[Data listing]
____
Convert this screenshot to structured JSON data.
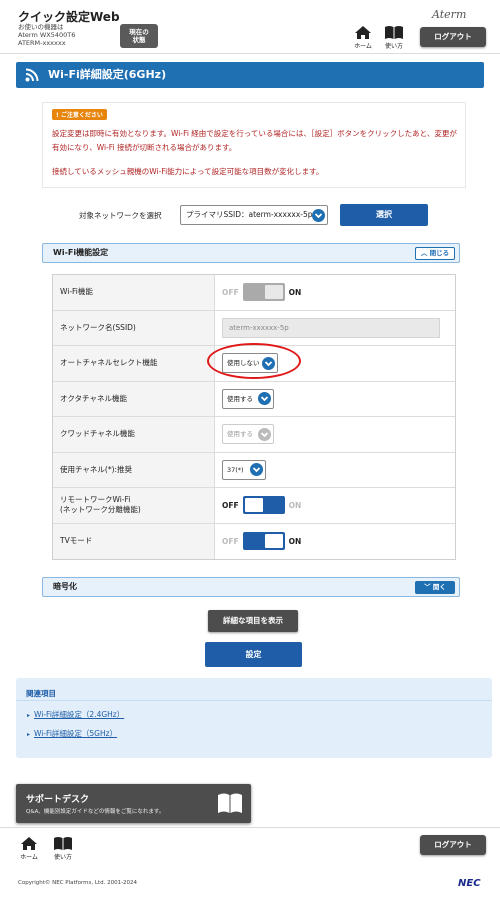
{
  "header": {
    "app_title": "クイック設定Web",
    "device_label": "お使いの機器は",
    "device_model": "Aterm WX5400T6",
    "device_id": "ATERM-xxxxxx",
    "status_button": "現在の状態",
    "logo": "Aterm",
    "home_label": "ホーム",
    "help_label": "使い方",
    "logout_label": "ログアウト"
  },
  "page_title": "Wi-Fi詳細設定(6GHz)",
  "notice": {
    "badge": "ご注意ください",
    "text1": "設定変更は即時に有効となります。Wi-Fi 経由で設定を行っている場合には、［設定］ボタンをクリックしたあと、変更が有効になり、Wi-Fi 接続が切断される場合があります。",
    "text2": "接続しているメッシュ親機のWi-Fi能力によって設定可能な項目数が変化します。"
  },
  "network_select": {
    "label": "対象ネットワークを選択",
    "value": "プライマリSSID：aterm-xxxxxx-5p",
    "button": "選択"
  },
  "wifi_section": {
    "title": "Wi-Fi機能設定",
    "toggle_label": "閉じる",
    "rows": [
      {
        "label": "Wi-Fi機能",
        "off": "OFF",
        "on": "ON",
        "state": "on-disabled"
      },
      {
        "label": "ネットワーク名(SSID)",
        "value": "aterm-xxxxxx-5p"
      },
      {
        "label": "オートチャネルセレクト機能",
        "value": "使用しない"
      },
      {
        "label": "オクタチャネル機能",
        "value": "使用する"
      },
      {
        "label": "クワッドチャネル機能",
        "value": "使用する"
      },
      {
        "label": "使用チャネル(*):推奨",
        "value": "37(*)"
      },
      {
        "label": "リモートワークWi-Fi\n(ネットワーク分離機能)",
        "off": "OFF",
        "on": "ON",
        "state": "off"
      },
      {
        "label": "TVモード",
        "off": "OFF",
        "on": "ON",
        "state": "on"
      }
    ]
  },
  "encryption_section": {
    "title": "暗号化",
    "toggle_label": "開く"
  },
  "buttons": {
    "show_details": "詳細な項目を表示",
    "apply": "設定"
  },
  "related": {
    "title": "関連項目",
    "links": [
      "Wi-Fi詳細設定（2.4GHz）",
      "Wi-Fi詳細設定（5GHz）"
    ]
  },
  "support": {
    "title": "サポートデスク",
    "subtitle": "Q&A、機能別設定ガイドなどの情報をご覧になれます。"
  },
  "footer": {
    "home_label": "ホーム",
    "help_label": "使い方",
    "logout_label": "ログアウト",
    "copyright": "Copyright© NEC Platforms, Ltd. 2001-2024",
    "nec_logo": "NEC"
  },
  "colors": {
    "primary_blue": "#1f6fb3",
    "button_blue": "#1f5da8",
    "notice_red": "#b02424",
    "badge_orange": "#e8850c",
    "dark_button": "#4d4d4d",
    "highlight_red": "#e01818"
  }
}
____
Copy every line that includes the string "value" from the material above.

    "value": "プライマリSSID：aterm-xxxxxx-5p",
        "value": "aterm-xxxxxx-5p"
        "value": "使用しない"
        "value": "使用する"
        "value": "使用する"
        "value": "37(*)"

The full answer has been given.